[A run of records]
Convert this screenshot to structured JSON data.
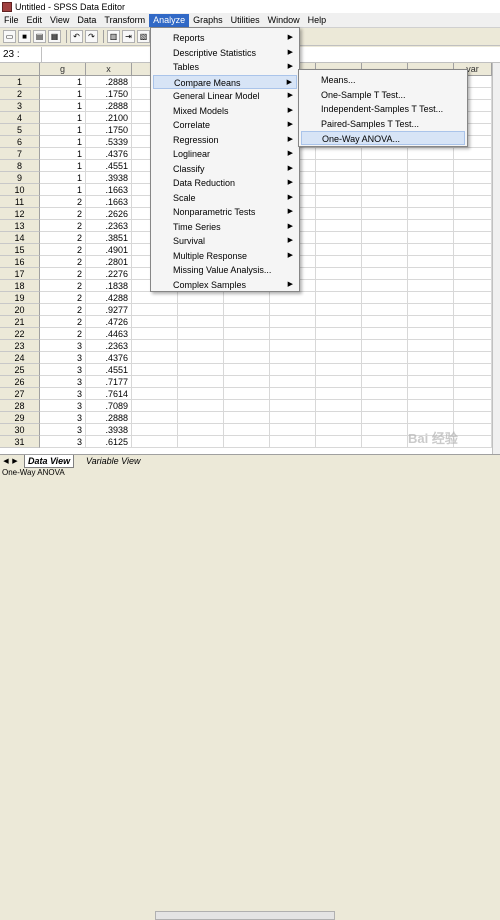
{
  "window": {
    "title": "Untitled - SPSS Data Editor"
  },
  "menubar": [
    "File",
    "Edit",
    "View",
    "Data",
    "Transform",
    "Analyze",
    "Graphs",
    "Utilities",
    "Window",
    "Help"
  ],
  "cellref": "23 :",
  "columns": {
    "g": "g",
    "x": "x",
    "var": "var"
  },
  "rows": [
    {
      "n": "1",
      "g": "1",
      "x": ".2888"
    },
    {
      "n": "2",
      "g": "1",
      "x": ".1750"
    },
    {
      "n": "3",
      "g": "1",
      "x": ".2888"
    },
    {
      "n": "4",
      "g": "1",
      "x": ".2100"
    },
    {
      "n": "5",
      "g": "1",
      "x": ".1750"
    },
    {
      "n": "6",
      "g": "1",
      "x": ".5339"
    },
    {
      "n": "7",
      "g": "1",
      "x": ".4376"
    },
    {
      "n": "8",
      "g": "1",
      "x": ".4551"
    },
    {
      "n": "9",
      "g": "1",
      "x": ".3938"
    },
    {
      "n": "10",
      "g": "1",
      "x": ".1663"
    },
    {
      "n": "11",
      "g": "2",
      "x": ".1663"
    },
    {
      "n": "12",
      "g": "2",
      "x": ".2626"
    },
    {
      "n": "13",
      "g": "2",
      "x": ".2363"
    },
    {
      "n": "14",
      "g": "2",
      "x": ".3851"
    },
    {
      "n": "15",
      "g": "2",
      "x": ".4901"
    },
    {
      "n": "16",
      "g": "2",
      "x": ".2801"
    },
    {
      "n": "17",
      "g": "2",
      "x": ".2276"
    },
    {
      "n": "18",
      "g": "2",
      "x": ".1838"
    },
    {
      "n": "19",
      "g": "2",
      "x": ".4288"
    },
    {
      "n": "20",
      "g": "2",
      "x": ".9277"
    },
    {
      "n": "21",
      "g": "2",
      "x": ".4726"
    },
    {
      "n": "22",
      "g": "2",
      "x": ".4463"
    },
    {
      "n": "23",
      "g": "3",
      "x": ".2363"
    },
    {
      "n": "24",
      "g": "3",
      "x": ".4376"
    },
    {
      "n": "25",
      "g": "3",
      "x": ".4551"
    },
    {
      "n": "26",
      "g": "3",
      "x": ".7177"
    },
    {
      "n": "27",
      "g": "3",
      "x": ".7614"
    },
    {
      "n": "28",
      "g": "3",
      "x": ".7089"
    },
    {
      "n": "29",
      "g": "3",
      "x": ".2888"
    },
    {
      "n": "30",
      "g": "3",
      "x": ".3938"
    },
    {
      "n": "31",
      "g": "3",
      "x": ".6125"
    }
  ],
  "analyze_menu": [
    {
      "label": "Reports",
      "sub": true
    },
    {
      "label": "Descriptive Statistics",
      "sub": true
    },
    {
      "label": "Tables",
      "sub": true
    },
    {
      "label": "Compare Means",
      "sub": true,
      "active": true
    },
    {
      "label": "General Linear Model",
      "sub": true
    },
    {
      "label": "Mixed Models",
      "sub": true
    },
    {
      "label": "Correlate",
      "sub": true
    },
    {
      "label": "Regression",
      "sub": true
    },
    {
      "label": "Loglinear",
      "sub": true
    },
    {
      "label": "Classify",
      "sub": true
    },
    {
      "label": "Data Reduction",
      "sub": true
    },
    {
      "label": "Scale",
      "sub": true
    },
    {
      "label": "Nonparametric Tests",
      "sub": true
    },
    {
      "label": "Time Series",
      "sub": true
    },
    {
      "label": "Survival",
      "sub": true
    },
    {
      "label": "Multiple Response",
      "sub": true
    },
    {
      "label": "Missing Value Analysis...",
      "sub": false
    },
    {
      "label": "Complex Samples",
      "sub": true
    }
  ],
  "compare_means_menu": [
    {
      "label": "Means..."
    },
    {
      "label": "One-Sample T Test..."
    },
    {
      "label": "Independent-Samples T Test..."
    },
    {
      "label": "Paired-Samples T Test..."
    },
    {
      "label": "One-Way ANOVA...",
      "active": true
    }
  ],
  "tabs": {
    "data_view": "Data View",
    "variable_view": "Variable View"
  },
  "status": "One-Way ANOVA",
  "watermark": "Bai 经验"
}
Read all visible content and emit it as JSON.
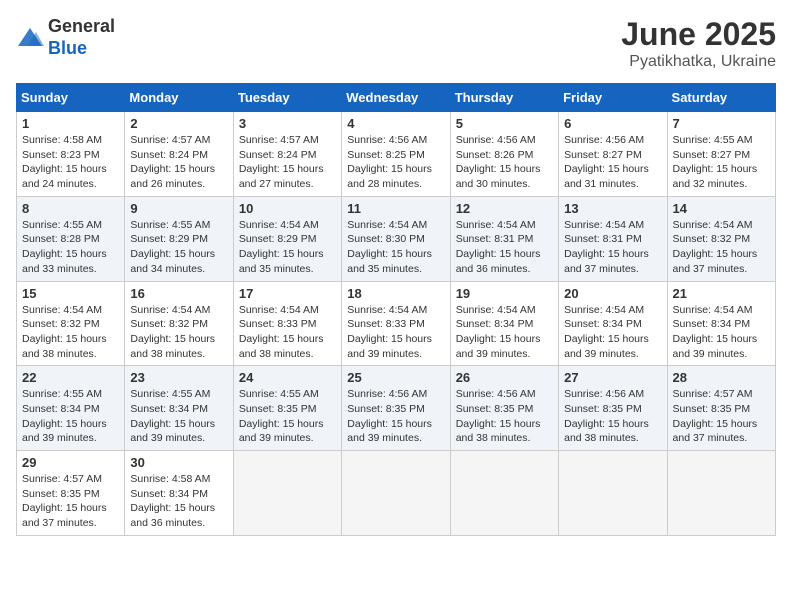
{
  "header": {
    "logo_general": "General",
    "logo_blue": "Blue",
    "title": "June 2025",
    "subtitle": "Pyatikhatka, Ukraine"
  },
  "calendar": {
    "days_of_week": [
      "Sunday",
      "Monday",
      "Tuesday",
      "Wednesday",
      "Thursday",
      "Friday",
      "Saturday"
    ],
    "weeks": [
      [
        {
          "day": "1",
          "sunrise": "4:58 AM",
          "sunset": "8:23 PM",
          "daylight": "15 hours and 24 minutes."
        },
        {
          "day": "2",
          "sunrise": "4:57 AM",
          "sunset": "8:24 PM",
          "daylight": "15 hours and 26 minutes."
        },
        {
          "day": "3",
          "sunrise": "4:57 AM",
          "sunset": "8:24 PM",
          "daylight": "15 hours and 27 minutes."
        },
        {
          "day": "4",
          "sunrise": "4:56 AM",
          "sunset": "8:25 PM",
          "daylight": "15 hours and 28 minutes."
        },
        {
          "day": "5",
          "sunrise": "4:56 AM",
          "sunset": "8:26 PM",
          "daylight": "15 hours and 30 minutes."
        },
        {
          "day": "6",
          "sunrise": "4:56 AM",
          "sunset": "8:27 PM",
          "daylight": "15 hours and 31 minutes."
        },
        {
          "day": "7",
          "sunrise": "4:55 AM",
          "sunset": "8:27 PM",
          "daylight": "15 hours and 32 minutes."
        }
      ],
      [
        {
          "day": "8",
          "sunrise": "4:55 AM",
          "sunset": "8:28 PM",
          "daylight": "15 hours and 33 minutes."
        },
        {
          "day": "9",
          "sunrise": "4:55 AM",
          "sunset": "8:29 PM",
          "daylight": "15 hours and 34 minutes."
        },
        {
          "day": "10",
          "sunrise": "4:54 AM",
          "sunset": "8:29 PM",
          "daylight": "15 hours and 35 minutes."
        },
        {
          "day": "11",
          "sunrise": "4:54 AM",
          "sunset": "8:30 PM",
          "daylight": "15 hours and 35 minutes."
        },
        {
          "day": "12",
          "sunrise": "4:54 AM",
          "sunset": "8:31 PM",
          "daylight": "15 hours and 36 minutes."
        },
        {
          "day": "13",
          "sunrise": "4:54 AM",
          "sunset": "8:31 PM",
          "daylight": "15 hours and 37 minutes."
        },
        {
          "day": "14",
          "sunrise": "4:54 AM",
          "sunset": "8:32 PM",
          "daylight": "15 hours and 37 minutes."
        }
      ],
      [
        {
          "day": "15",
          "sunrise": "4:54 AM",
          "sunset": "8:32 PM",
          "daylight": "15 hours and 38 minutes."
        },
        {
          "day": "16",
          "sunrise": "4:54 AM",
          "sunset": "8:32 PM",
          "daylight": "15 hours and 38 minutes."
        },
        {
          "day": "17",
          "sunrise": "4:54 AM",
          "sunset": "8:33 PM",
          "daylight": "15 hours and 38 minutes."
        },
        {
          "day": "18",
          "sunrise": "4:54 AM",
          "sunset": "8:33 PM",
          "daylight": "15 hours and 39 minutes."
        },
        {
          "day": "19",
          "sunrise": "4:54 AM",
          "sunset": "8:34 PM",
          "daylight": "15 hours and 39 minutes."
        },
        {
          "day": "20",
          "sunrise": "4:54 AM",
          "sunset": "8:34 PM",
          "daylight": "15 hours and 39 minutes."
        },
        {
          "day": "21",
          "sunrise": "4:54 AM",
          "sunset": "8:34 PM",
          "daylight": "15 hours and 39 minutes."
        }
      ],
      [
        {
          "day": "22",
          "sunrise": "4:55 AM",
          "sunset": "8:34 PM",
          "daylight": "15 hours and 39 minutes."
        },
        {
          "day": "23",
          "sunrise": "4:55 AM",
          "sunset": "8:34 PM",
          "daylight": "15 hours and 39 minutes."
        },
        {
          "day": "24",
          "sunrise": "4:55 AM",
          "sunset": "8:35 PM",
          "daylight": "15 hours and 39 minutes."
        },
        {
          "day": "25",
          "sunrise": "4:56 AM",
          "sunset": "8:35 PM",
          "daylight": "15 hours and 39 minutes."
        },
        {
          "day": "26",
          "sunrise": "4:56 AM",
          "sunset": "8:35 PM",
          "daylight": "15 hours and 38 minutes."
        },
        {
          "day": "27",
          "sunrise": "4:56 AM",
          "sunset": "8:35 PM",
          "daylight": "15 hours and 38 minutes."
        },
        {
          "day": "28",
          "sunrise": "4:57 AM",
          "sunset": "8:35 PM",
          "daylight": "15 hours and 37 minutes."
        }
      ],
      [
        {
          "day": "29",
          "sunrise": "4:57 AM",
          "sunset": "8:35 PM",
          "daylight": "15 hours and 37 minutes."
        },
        {
          "day": "30",
          "sunrise": "4:58 AM",
          "sunset": "8:34 PM",
          "daylight": "15 hours and 36 minutes."
        },
        null,
        null,
        null,
        null,
        null
      ]
    ]
  }
}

Problem to solve: Check each line of the records for the word "View" and extract those that contain it.

Written answer:
    "View",
    "data_view": "Data View",
    "variable_view": "Variable View"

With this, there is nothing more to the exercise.